Data records:
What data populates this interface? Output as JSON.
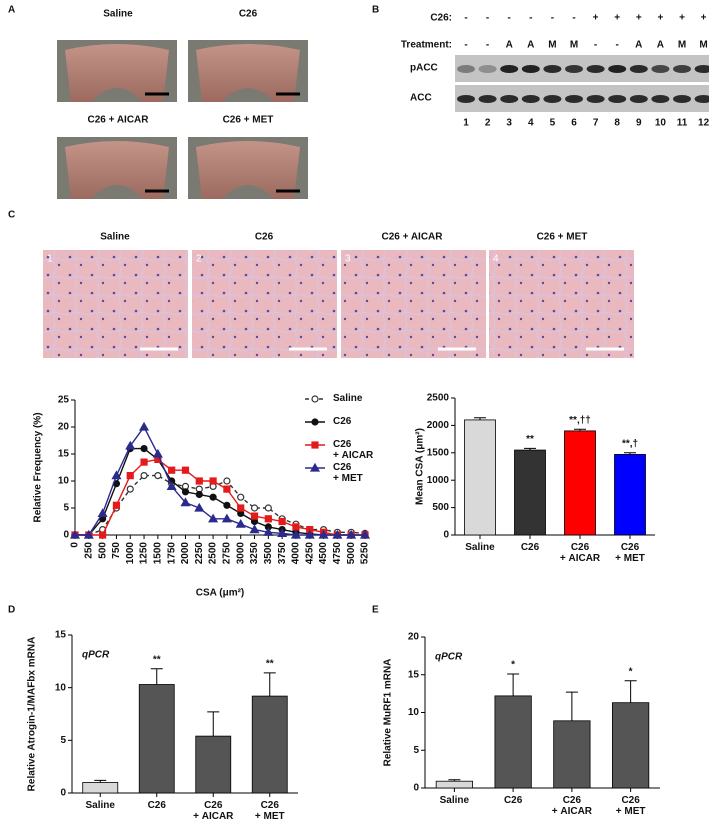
{
  "panel_labels": [
    "A",
    "B",
    "C",
    "D",
    "E"
  ],
  "panel_a": {
    "images": [
      "Saline",
      "C26",
      "C26 + AICAR",
      "C26 + MET"
    ]
  },
  "panel_b": {
    "row_labels": [
      "C26:",
      "Treatment:"
    ],
    "c26": [
      "-",
      "-",
      "-",
      "-",
      "-",
      "-",
      "+",
      "+",
      "+",
      "+",
      "+",
      "+"
    ],
    "treatment": [
      "-",
      "-",
      "A",
      "A",
      "M",
      "M",
      "-",
      "-",
      "A",
      "A",
      "M",
      "M"
    ],
    "blots": [
      "pACC",
      "ACC"
    ],
    "lanes": [
      1,
      2,
      3,
      4,
      5,
      6,
      7,
      8,
      9,
      10,
      11,
      12
    ]
  },
  "panel_c": {
    "images": [
      {
        "label": "Saline",
        "number": "1"
      },
      {
        "label": "C26",
        "number": "2"
      },
      {
        "label": "C26 + AICAR",
        "number": "3"
      },
      {
        "label": "C26 + MET",
        "number": "4"
      }
    ]
  },
  "chart_data": [
    {
      "type": "line",
      "xlabel": "CSA (μm²)",
      "ylabel": "Relative Frequency (%)",
      "x": [
        0,
        250,
        500,
        750,
        1000,
        1250,
        1500,
        1750,
        2000,
        2250,
        2500,
        2750,
        3000,
        3250,
        3500,
        3750,
        4000,
        4250,
        4500,
        4750,
        5000,
        5250
      ],
      "xlim": [
        0,
        5250
      ],
      "xticks": [
        0,
        250,
        500,
        750,
        1000,
        1250,
        1500,
        1750,
        2000,
        2250,
        2500,
        2750,
        3000,
        3250,
        3500,
        3750,
        4000,
        4250,
        4500,
        4750,
        5000,
        5250
      ],
      "ylim": [
        0,
        25
      ],
      "yticks": [
        0,
        5,
        10,
        15,
        20,
        25
      ],
      "series": [
        {
          "name": "Saline",
          "color": "#333333",
          "marker": "open-circle",
          "dashed": true,
          "values": [
            0,
            0,
            1,
            5,
            8.5,
            11,
            11,
            9.5,
            9,
            8.5,
            9,
            10,
            7,
            5,
            5,
            3,
            2,
            1,
            1,
            0.5,
            0.5,
            0.3
          ]
        },
        {
          "name": "C26",
          "color": "#111111",
          "marker": "circle",
          "dashed": false,
          "values": [
            0,
            0,
            3,
            9.5,
            16,
            16,
            14,
            10,
            8,
            7.5,
            7,
            5.5,
            4,
            2.5,
            1.5,
            1,
            0.5,
            0.2,
            0,
            0,
            0,
            0
          ]
        },
        {
          "name": "C26 + AICAR",
          "color": "#e41a1c",
          "marker": "square",
          "dashed": false,
          "values": [
            0,
            0,
            0,
            5.5,
            11,
            13.5,
            14,
            12,
            12,
            10,
            10,
            8.5,
            5,
            3.5,
            3,
            2.5,
            1.5,
            1,
            0.5,
            0,
            0,
            0
          ]
        },
        {
          "name": "C26 + MET",
          "color": "#2b2b8c",
          "marker": "triangle",
          "dashed": false,
          "values": [
            0,
            0,
            4,
            11,
            16.5,
            20,
            15,
            9,
            6,
            5,
            3,
            3,
            2,
            1,
            0.5,
            0.3,
            0,
            0,
            0,
            0,
            0,
            0
          ]
        }
      ]
    },
    {
      "type": "bar",
      "ylabel": "Mean CSA (μm²)",
      "categories": [
        "Saline",
        "C26",
        "C26 + AICAR",
        "C26 + MET"
      ],
      "values": [
        2100,
        1550,
        1900,
        1470
      ],
      "errors": [
        40,
        30,
        30,
        30
      ],
      "colors": [
        "#d9d9d9",
        "#333333",
        "#ff0000",
        "#0000ff"
      ],
      "annotations": [
        null,
        "**",
        "**,††",
        "**,†"
      ],
      "ylim": [
        0,
        2500
      ],
      "yticks": [
        0,
        500,
        1000,
        1500,
        2000,
        2500
      ]
    },
    {
      "type": "bar",
      "ylabel": "Relative Atrogin-1/MAFbx mRNA",
      "note": "qPCR",
      "categories": [
        "Saline",
        "C26",
        "C26 + AICAR",
        "C26 + MET"
      ],
      "values": [
        1,
        10.3,
        5.4,
        9.2
      ],
      "errors": [
        0.2,
        1.5,
        2.3,
        2.2
      ],
      "colors": [
        "#d9d9d9",
        "#555555",
        "#555555",
        "#555555"
      ],
      "annotations": [
        null,
        "**",
        null,
        "**"
      ],
      "ylim": [
        0,
        15
      ],
      "yticks": [
        0,
        5,
        10,
        15
      ]
    },
    {
      "type": "bar",
      "ylabel": "Relative MuRF1 mRNA",
      "note": "qPCR",
      "categories": [
        "Saline",
        "C26",
        "C26 + AICAR",
        "C26 + MET"
      ],
      "values": [
        0.9,
        12.2,
        8.9,
        11.3
      ],
      "errors": [
        0.2,
        2.9,
        3.8,
        2.9
      ],
      "colors": [
        "#d9d9d9",
        "#555555",
        "#555555",
        "#555555"
      ],
      "annotations": [
        null,
        "*",
        null,
        "*"
      ],
      "ylim": [
        0,
        20
      ],
      "yticks": [
        0,
        5,
        10,
        15,
        20
      ]
    }
  ]
}
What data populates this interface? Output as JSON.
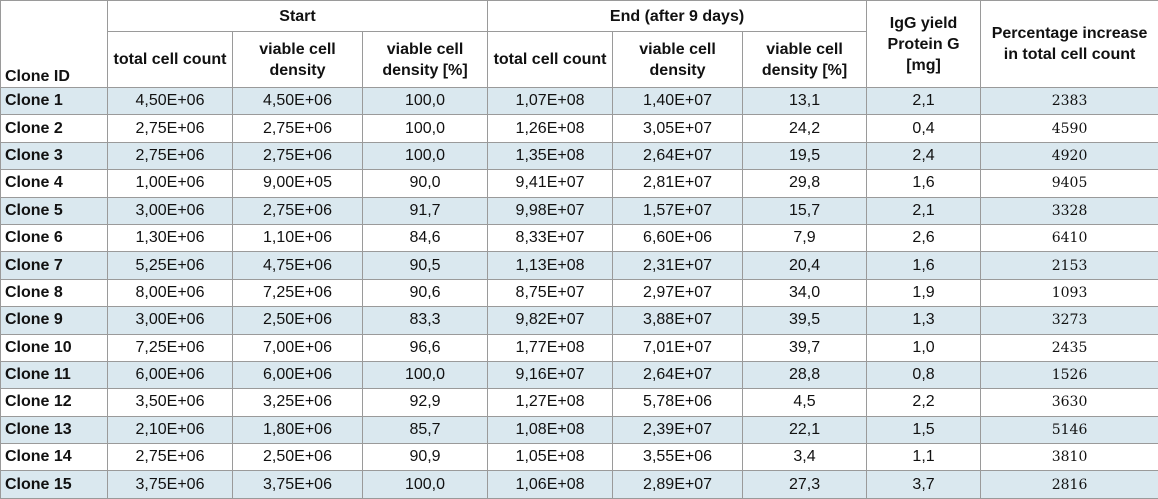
{
  "header": {
    "clone_id": "Clone ID",
    "start": "Start",
    "end": "End (after 9 days)",
    "igg": "IgG yield Protein G [mg]",
    "pct": "Percentage increase in total cell count",
    "sub": [
      "total cell count",
      "viable cell density",
      "viable cell density [%]",
      "total cell count",
      "viable cell density",
      "viable cell density [%]"
    ]
  },
  "rows": [
    [
      "Clone 1",
      "4,50E+06",
      "4,50E+06",
      "100,0",
      "1,07E+08",
      "1,40E+07",
      "13,1",
      "2,1",
      "2383"
    ],
    [
      "Clone 2",
      "2,75E+06",
      "2,75E+06",
      "100,0",
      "1,26E+08",
      "3,05E+07",
      "24,2",
      "0,4",
      "4590"
    ],
    [
      "Clone 3",
      "2,75E+06",
      "2,75E+06",
      "100,0",
      "1,35E+08",
      "2,64E+07",
      "19,5",
      "2,4",
      "4920"
    ],
    [
      "Clone 4",
      "1,00E+06",
      "9,00E+05",
      "90,0",
      "9,41E+07",
      "2,81E+07",
      "29,8",
      "1,6",
      "9405"
    ],
    [
      "Clone 5",
      "3,00E+06",
      "2,75E+06",
      "91,7",
      "9,98E+07",
      "1,57E+07",
      "15,7",
      "2,1",
      "3328"
    ],
    [
      "Clone 6",
      "1,30E+06",
      "1,10E+06",
      "84,6",
      "8,33E+07",
      "6,60E+06",
      "7,9",
      "2,6",
      "6410"
    ],
    [
      "Clone 7",
      "5,25E+06",
      "4,75E+06",
      "90,5",
      "1,13E+08",
      "2,31E+07",
      "20,4",
      "1,6",
      "2153"
    ],
    [
      "Clone 8",
      "8,00E+06",
      "7,25E+06",
      "90,6",
      "8,75E+07",
      "2,97E+07",
      "34,0",
      "1,9",
      "1093"
    ],
    [
      "Clone 9",
      "3,00E+06",
      "2,50E+06",
      "83,3",
      "9,82E+07",
      "3,88E+07",
      "39,5",
      "1,3",
      "3273"
    ],
    [
      "Clone 10",
      "7,25E+06",
      "7,00E+06",
      "96,6",
      "1,77E+08",
      "7,01E+07",
      "39,7",
      "1,0",
      "2435"
    ],
    [
      "Clone 11",
      "6,00E+06",
      "6,00E+06",
      "100,0",
      "9,16E+07",
      "2,64E+07",
      "28,8",
      "0,8",
      "1526"
    ],
    [
      "Clone 12",
      "3,50E+06",
      "3,25E+06",
      "92,9",
      "1,27E+08",
      "5,78E+06",
      "4,5",
      "2,2",
      "3630"
    ],
    [
      "Clone 13",
      "2,10E+06",
      "1,80E+06",
      "85,7",
      "1,08E+08",
      "2,39E+07",
      "22,1",
      "1,5",
      "5146"
    ],
    [
      "Clone 14",
      "2,75E+06",
      "2,50E+06",
      "90,9",
      "1,05E+08",
      "3,55E+06",
      "3,4",
      "1,1",
      "3810"
    ],
    [
      "Clone 15",
      "3,75E+06",
      "3,75E+06",
      "100,0",
      "1,06E+08",
      "2,89E+07",
      "27,3",
      "3,7",
      "2816"
    ]
  ]
}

- _PROBLEM TO SOLVE_
After reading the records above, give the number of lines that include "ylabel", and add nothing else.

- _SOLUTION BELOW_
4